— Start of DATA TO USE —

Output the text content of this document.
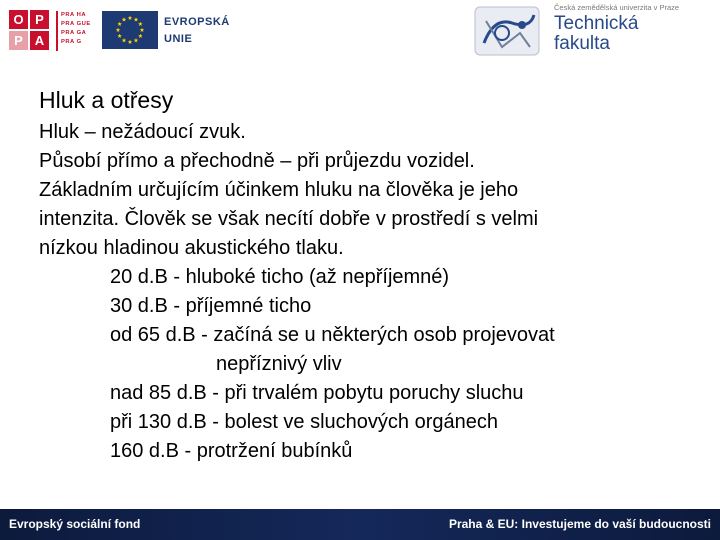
O P
P A
PRA HA
PRA GUE
PRA GA
PRA G
EVROPSKÁ
UNIE
Česká zemědělská univerzita v Praze
Technická
fakulta
Hluk a otřesy
Hluk – nežádoucí zvuk.
Působí přímo a přechodně – při průjezdu vozidel.
Základním určujícím účinkem hluku na člověka je jeho
intenzita. Člověk se však necítí dobře v prostředí s velmi
nízkou hladinou akustického tlaku.
20 d.B - hluboké ticho (až nepříjemné)
30 d.B - příjemné ticho
od 65 d.B - začíná se u některých osob projevovat
nepříznivý vliv
nad 85 d.B - při trvalém pobytu poruchy sluchu
při 130 d.B - bolest ve sluchových orgánech
160 d.B - protržení bubínků
Evropský sociální fond	Praha & EU: Investujeme do vaší budoucnosti
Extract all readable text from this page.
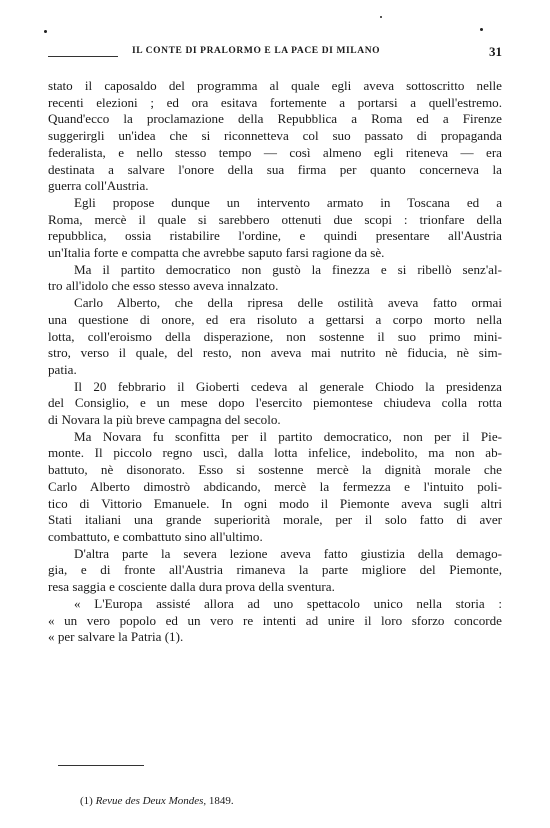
IL CONTE DI PRALORMO E LA PACE DI MILANO	31

stato il caposaldo del programma al quale egli aveva sottoscritto nelle
recenti elezioni ; ed ora esitava fortemente a portarsi a quell'estremo.
Quand'ecco la proclamazione della Repubblica a Roma ed a Firenze
suggerirgli un'idea che si riconnetteva col suo passato di propaganda
federalista, e nello stesso tempo — così almeno egli riteneva — era
destinata a salvare l'onore della sua firma per quanto concerneva la
guerra coll'Austria.

Egli propose dunque un intervento armato in Toscana ed a
Roma, mercè il quale si sarebbero ottenuti due scopi : trionfare della
repubblica, ossia ristabilire l'ordine, e quindi presentare all'Austria
un'Italia forte e compatta che avrebbe saputo farsi ragione da sè.

Ma il partito democratico non gustò la finezza e si ribellò senz'al-
tro all'idolo che esso stesso aveva innalzato.

Carlo Alberto, che della ripresa delle ostilità aveva fatto ormai
una questione di onore, ed era risoluto a gettarsi a corpo morto nella
lotta, coll'eroismo della disperazione, non sostenne il suo primo mini-
stro, verso il quale, del resto, non aveva mai nutrito nè fiducia, nè sim-
patia.

Il 20 febbrario il Gioberti cedeva al generale Chiodo la presidenza
del Consiglio, e un mese dopo l'esercito piemontese chiudeva colla rotta
di Novara la più breve campagna del secolo.

Ma Novara fu sconfitta per il partito democratico, non per il Pie-
monte. Il piccolo regno uscì, dalla lotta infelice, indebolito, ma non ab-
battuto, nè disonorato. Esso si sostenne mercè la dignità morale che
Carlo Alberto dimostrò abdicando, mercè la fermezza e l'intuito poli-
tico di Vittorio Emanuele. In ogni modo il Piemonte aveva sugli altri
Stati italiani una grande superiorità morale, per il solo fatto di aver
combattuto, e combattuto sino all'ultimo.

D'altra parte la severa lezione aveva fatto giustizia della demago-
gia, e di fronte all'Austria rimaneva la parte migliore del Piemonte,
resa saggia e cosciente dalla dura prova della sventura.

« L'Europa assisté allora ad uno spettacolo unico nella storia :
« un vero popolo ed un vero re intenti ad unire il loro sforzo concorde
« per salvare la Patria (1).

(1) Revue des Deux Mondes, 1849.
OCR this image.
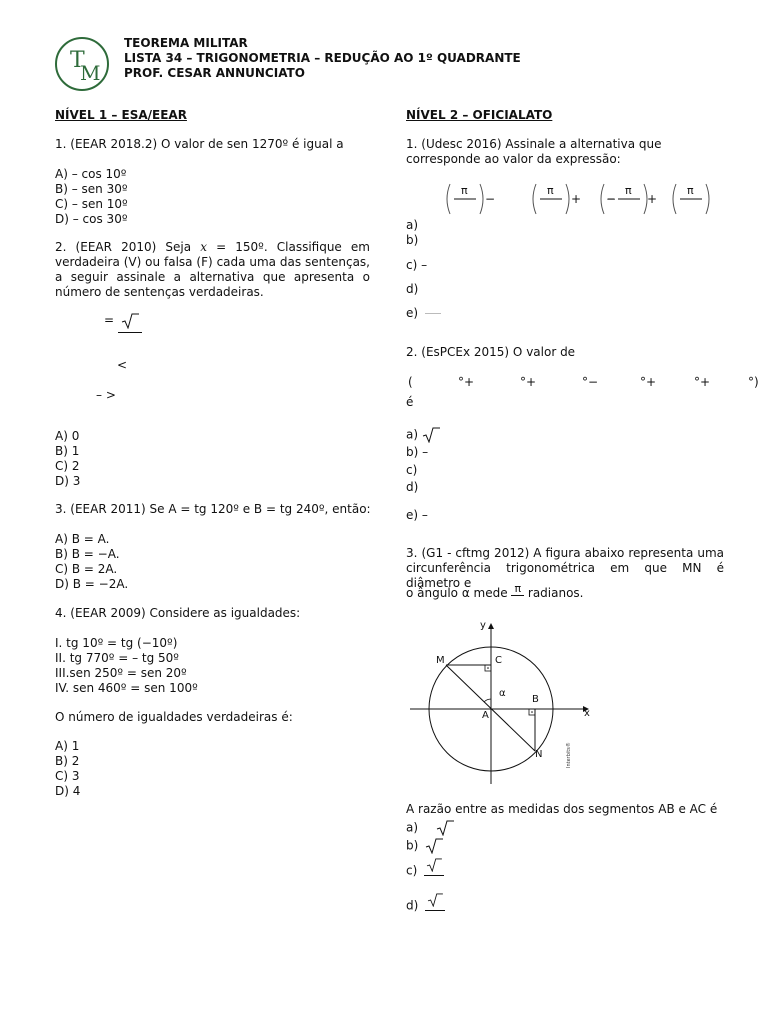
T
M
TEOREMA MILITAR
LISTA 34 – TRIGONOMETRIA – REDUÇÃO AO 1º QUADRANTE
PROF. CESAR ANNUNCIATO
NÍVEL 1 – ESA/EEAR
1. (EEAR 2018.2) O valor de sen 1270º é igual a
A) – cos 10º
B) – sen 30º
C) – sen 10º
D) – cos 30º
2. (EEAR 2010) Seja x = 150º. Classifique em verdadeira (V) ou falsa (F) cada uma das sentenças, a seguir assinale a alternativa que apresenta o número de sentenças verdadeiras.
=
<
– >
A) 0
B) 1
C) 2
D) 3
3. (EEAR 2011) Se A = tg 120º e B = tg 240º, então:
A) B = A.
B) B = −A.
C) B = 2A.
D) B = −2A.
4. (EEAR 2009) Considere as igualdades:
I. tg 10º = tg (−10º)
II. tg 770º = – tg 50º
III.sen 250º = sen 20º
IV. sen 460º = sen 100º
O número de igualdades verdadeiras é:
A) 1
B) 2
C) 3
D) 4
NÍVEL 2 – OFICIALATO
1. (Udesc 2016) Assinale a alternativa que corresponde ao valor da expressão:
π	π	π	π
−	+ −	+
a)
b)
c) –
d)
e)
2. (EsPCEx 2015) O valor de
(	°+	°+	°−	°+	°+	°)
é
a)
b) –
c)
d)
e) –
3. (G1 - cftmg 2012) A figura abaixo representa uma circunferência trigonométrica em que MN é diâmetro e
o ângulo α mede π radianos.
y
x
M	C
α
B
A
N	Interbits®
A razão entre as medidas dos segmentos AB e AC é
a)
b)
c)
d)
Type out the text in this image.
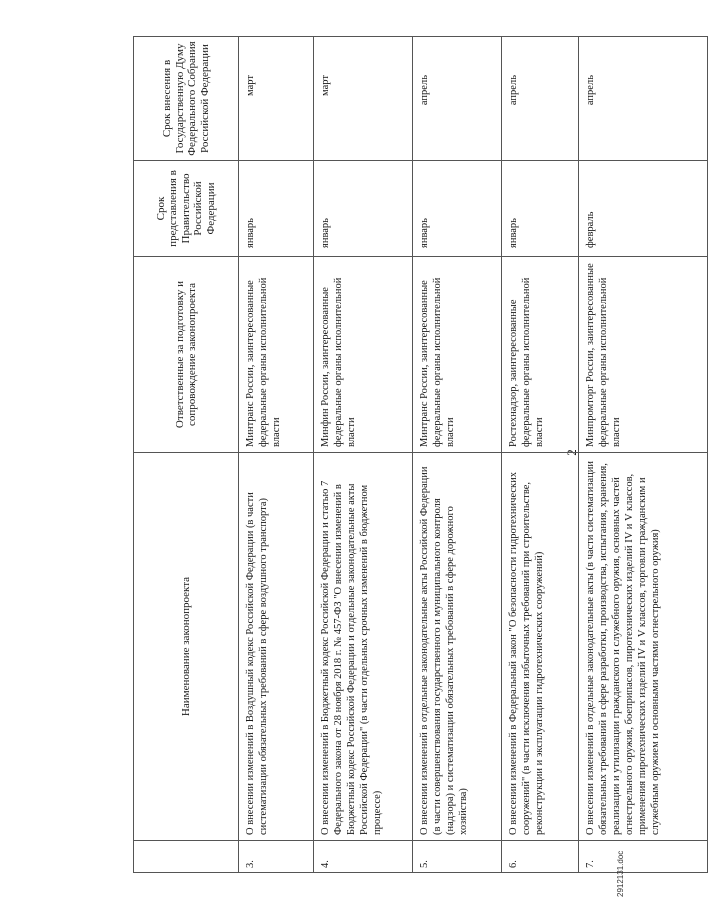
2
	Наименование законопроекта	Ответственные за подготовку и сопровождение законопроекта	Срок представления в Правительство Российской Федерации	Срок внесения в Государственную Думу Федерального Собрания Российской Федерации
3.	О внесении изменений в Воздушный кодекс Российской Федерации (в части систематизации обязательных требований в сфере воздушного транспорта)	Минтранс России, заинтересованные федеральные органы исполнительной власти	январь	март
4.	О внесении изменений в Бюджетный кодекс Российской Федерации и статью 7 Федерального закона от 28 ноября 2018 г. № 457-ФЗ "О внесении изменений в Бюджетный кодекс Российской Федерации и отдельные законодательные акты Российской Федерации" (в части отдельных срочных изменений в бюджетном процессе)	Минфин России, заинтересованные федеральные органы исполнительной власти	январь	март
5.	О внесении изменений в отдельные законодательные акты Российской Федерации (в части совершенствования государственного и муниципального контроля (надзора) и систематизации обязательных требований в сфере дорожного хозяйства)	Минтранс России, заинтересованные федеральные органы исполнительной власти	январь	апрель
6.	О внесении изменений в Федеральный закон "О безопасности гидротехнических сооружений" (в части исключения избыточных требований при строительстве, реконструкции и эксплуатации гидротехнических сооружений)	Ростехнадзор, заинтересованные федеральные органы исполнительной власти	январь	апрель
7.	О внесении изменений в отдельные законодательные акты (в части систематизации обязательных требований в сфере разработки, производства, испытания, хранения, реализации и утилизации гражданского и служебного оружия, основных частей огнестрельного оружия, боеприпасов, пиротехнических изделий IV и V классов, применения пиротехнических изделий IV и V классов, торговли гражданским и служебным оружием и основными частями огнестрельного оружия)	Минпромторг России, заинтересованные федеральные органы исполнительной власти	февраль	апрель
2912131.doc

— End of DATA TO USE —

**PROBLEM:**
Repeat each entry exactly. Pictures do not belong in the copy.

**TASK OUTPUT:**
Output the text content of this document.
O P
P A
PRA HA
PRA GUE
PRA GA
PRA G
EVROPSKÁ
UNIE
Česká zemědělská univerzita v Praze
Technická
fakulta
Hluk a otřesy
Hluk – nežádoucí zvuk.
Působí přímo a přechodně – při průjezdu vozidel.
Základním určujícím účinkem hluku na člověka je jeho
intenzita. Člověk se však necítí dobře v prostředí s velmi
nízkou hladinou akustického tlaku.
20 d.B - hluboké ticho (až nepříjemné)
30 d.B - příjemné ticho
od 65 d.B - začíná se u některých osob projevovat
nepříznivý vliv
nad 85 d.B - při trvalém pobytu poruchy sluchu
při 130 d.B - bolest ve sluchových orgánech
160 d.B - protržení bubínků
Evropský sociální fond	Praha & EU: Investujeme do vaší budoucnosti
Extract all readable text from this page.
IL CONTE DI PRALORMO E LA PACE DI MILANO	31

stato il caposaldo del programma al quale egli aveva sottoscritto nelle
recenti elezioni ; ed ora esitava fortemente a portarsi a quell'estremo.
Quand'ecco la proclamazione della Repubblica a Roma ed a Firenze
suggerirgli un'idea che si riconnetteva col suo passato di propaganda
federalista, e nello stesso tempo — così almeno egli riteneva — era
destinata a salvare l'onore della sua firma per quanto concerneva la
guerra coll'Austria.

Egli propose dunque un intervento armato in Toscana ed a
Roma, mercè il quale si sarebbero ottenuti due scopi : trionfare della
repubblica, ossia ristabilire l'ordine, e quindi presentare all'Austria
un'Italia forte e compatta che avrebbe saputo farsi ragione da sè.

Ma il partito democratico non gustò la finezza e si ribellò senz'al-
tro all'idolo che esso stesso aveva innalzato.

Carlo Alberto, che della ripresa delle ostilità aveva fatto ormai
una questione di onore, ed era risoluto a gettarsi a corpo morto nella
lotta, coll'eroismo della disperazione, non sostenne il suo primo mini-
stro, verso il quale, del resto, non aveva mai nutrito nè fiducia, nè sim-
patia.

Il 20 febbrario il Gioberti cedeva al generale Chiodo la presidenza
del Consiglio, e un mese dopo l'esercito piemontese chiudeva colla rotta
di Novara la più breve campagna del secolo.

Ma Novara fu sconfitta per il partito democratico, non per il Pie-
monte. Il piccolo regno uscì, dalla lotta infelice, indebolito, ma non ab-
battuto, nè disonorato. Esso si sostenne mercè la dignità morale che
Carlo Alberto dimostrò abdicando, mercè la fermezza e l'intuito poli-
tico di Vittorio Emanuele. In ogni modo il Piemonte aveva sugli altri
Stati italiani una grande superiorità morale, per il solo fatto di aver
combattuto, e combattuto sino all'ultimo.

D'altra parte la severa lezione aveva fatto giustizia della demago-
gia, e di fronte all'Austria rimaneva la parte migliore del Piemonte,
resa saggia e cosciente dalla dura prova della sventura.

« L'Europa assisté allora ad uno spettacolo unico nella storia :
« un vero popolo ed un vero re intenti ad unire il loro sforzo concorde
« per salvare la Patria (1).

(1) Revue des Deux Mondes, 1849.
OCR this image.
T
M
TEOREMA MILITAR
LISTA 34 – TRIGONOMETRIA – REDUÇÃO AO 1º QUADRANTE
PROF. CESAR ANNUNCIATO
NÍVEL 1 – ESA/EEAR
1. (EEAR 2018.2) O valor de sen 1270º é igual a
A) – cos 10º
B) – sen 30º
C) – sen 10º
D) – cos 30º
2. (EEAR 2010) Seja x = 150º. Classifique em verdadeira (V) ou falsa (F) cada uma das sentenças, a seguir assinale a alternativa que apresenta o número de sentenças verdadeiras.
=
<
– >
A) 0
B) 1
C) 2
D) 3
3. (EEAR 2011) Se A = tg 120º e B = tg 240º, então:
A) B = A.
B) B = −A.
C) B = 2A.
D) B = −2A.
4. (EEAR 2009) Considere as igualdades:
I. tg 10º = tg (−10º)
II. tg 770º = – tg 50º
III.sen 250º = sen 20º
IV. sen 460º = sen 100º
O número de igualdades verdadeiras é:
A) 1
B) 2
C) 3
D) 4
NÍVEL 2 – OFICIALATO
1. (Udesc 2016) Assinale a alternativa que corresponde ao valor da expressão:
π	π	π	π
−	+ −	+
a)
b)
c) –
d)
e)
2. (EsPCEx 2015) O valor de
(	°+	°+	°−	°+	°+	°)
é
a)
b) –
c)
d)
e) –
3. (G1 - cftmg 2012) A figura abaixo representa uma circunferência trigonométrica em que MN é diâmetro e
o ângulo α mede π radianos.
y
x
M	C
α
B
A
N	Interbits®
A razão entre as medidas dos segmentos AB e AC é
a)
b)
c)
d)
Type out the text in this image.
2
	Наименование законопроекта	Ответственные за подготовку и сопровождение законопроекта	Срок представления в Правительство Российской Федерации	Срок внесения в Государственную Думу Федерального Собрания Российской Федерации
3.	О внесении изменений в Воздушный кодекс Российской Федерации (в части систематизации обязательных требований в сфере воздушного транспорта)	Минтранс России, заинтересованные федеральные органы исполнительной власти	январь	март
4.	О внесении изменений в Бюджетный кодекс Российской Федерации и статью 7 Федерального закона от 28 ноября 2018 г. № 457-ФЗ "О внесении изменений в Бюджетный кодекс Российской Федерации и отдельные законодательные акты Российской Федерации" (в части отдельных срочных изменений в бюджетном процессе)	Минфин России, заинтересованные федеральные органы исполнительной власти	январь	март
5.	О внесении изменений в отдельные законодательные акты Российской Федерации (в части совершенствования государственного и муниципального контроля (надзора) и систематизации обязательных требований в сфере дорожного хозяйства)	Минтранс России, заинтересованные федеральные органы исполнительной власти	январь	апрель
6.	О внесении изменений в Федеральный закон "О безопасности гидротехнических сооружений" (в части исключения избыточных требований при строительстве, реконструкции и эксплуатации гидротехнических сооружений)	Ростехнадзор, заинтересованные федеральные органы исполнительной власти	январь	апрель
7.	О внесении изменений в отдельные законодательные акты (в части систематизации обязательных требований в сфере разработки, производства, испытания, хранения, реализации и утилизации гражданского и служебного оружия, основных частей огнестрельного оружия, боеприпасов, пиротехнических изделий IV и V классов, применения пиротехнических изделий IV и V классов, торговли гражданским и служебным оружием и основными частями огнестрельного оружия)	Минпромторг России, заинтересованные федеральные органы исполнительной власти	февраль	апрель
2912131.doc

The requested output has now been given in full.